OBJECTIVE:
Copy out each line of the material in which the word "Expression" appears.

INPUT FOR THIS TASK:
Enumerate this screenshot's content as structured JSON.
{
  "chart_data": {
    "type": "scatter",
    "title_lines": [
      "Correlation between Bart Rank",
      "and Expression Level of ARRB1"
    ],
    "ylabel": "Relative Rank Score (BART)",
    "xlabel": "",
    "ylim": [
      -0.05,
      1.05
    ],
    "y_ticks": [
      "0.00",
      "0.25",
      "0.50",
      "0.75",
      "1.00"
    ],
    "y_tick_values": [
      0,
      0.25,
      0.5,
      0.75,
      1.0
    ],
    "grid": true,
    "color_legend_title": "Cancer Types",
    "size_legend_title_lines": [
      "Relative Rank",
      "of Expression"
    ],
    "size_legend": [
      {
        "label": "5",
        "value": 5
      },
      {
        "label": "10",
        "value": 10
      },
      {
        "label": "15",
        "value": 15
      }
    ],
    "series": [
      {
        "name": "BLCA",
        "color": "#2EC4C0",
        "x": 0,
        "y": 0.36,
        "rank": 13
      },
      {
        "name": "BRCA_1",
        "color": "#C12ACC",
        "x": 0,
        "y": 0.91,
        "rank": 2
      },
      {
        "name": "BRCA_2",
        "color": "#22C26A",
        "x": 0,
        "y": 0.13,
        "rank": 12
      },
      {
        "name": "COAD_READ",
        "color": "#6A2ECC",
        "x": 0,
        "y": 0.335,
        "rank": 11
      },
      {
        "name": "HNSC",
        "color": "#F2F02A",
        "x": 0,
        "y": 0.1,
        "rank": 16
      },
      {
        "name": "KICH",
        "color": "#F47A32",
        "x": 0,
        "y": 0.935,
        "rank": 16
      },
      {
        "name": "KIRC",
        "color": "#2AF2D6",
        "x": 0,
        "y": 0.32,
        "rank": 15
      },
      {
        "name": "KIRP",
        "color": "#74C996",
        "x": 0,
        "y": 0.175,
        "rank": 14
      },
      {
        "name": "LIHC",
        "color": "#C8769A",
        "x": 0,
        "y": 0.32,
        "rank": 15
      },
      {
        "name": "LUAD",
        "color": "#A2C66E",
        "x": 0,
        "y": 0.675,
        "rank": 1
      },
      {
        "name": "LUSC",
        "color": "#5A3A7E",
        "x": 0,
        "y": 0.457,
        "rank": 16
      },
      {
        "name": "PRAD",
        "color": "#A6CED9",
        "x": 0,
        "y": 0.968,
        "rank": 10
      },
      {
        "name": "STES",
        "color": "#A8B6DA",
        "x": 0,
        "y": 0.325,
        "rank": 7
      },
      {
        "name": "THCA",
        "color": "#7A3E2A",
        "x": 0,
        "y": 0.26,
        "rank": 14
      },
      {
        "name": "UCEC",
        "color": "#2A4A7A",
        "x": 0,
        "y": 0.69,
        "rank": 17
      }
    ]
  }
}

RESPONSE BELOW:
      "and Expression Level of ARRB1"
      "of Expression"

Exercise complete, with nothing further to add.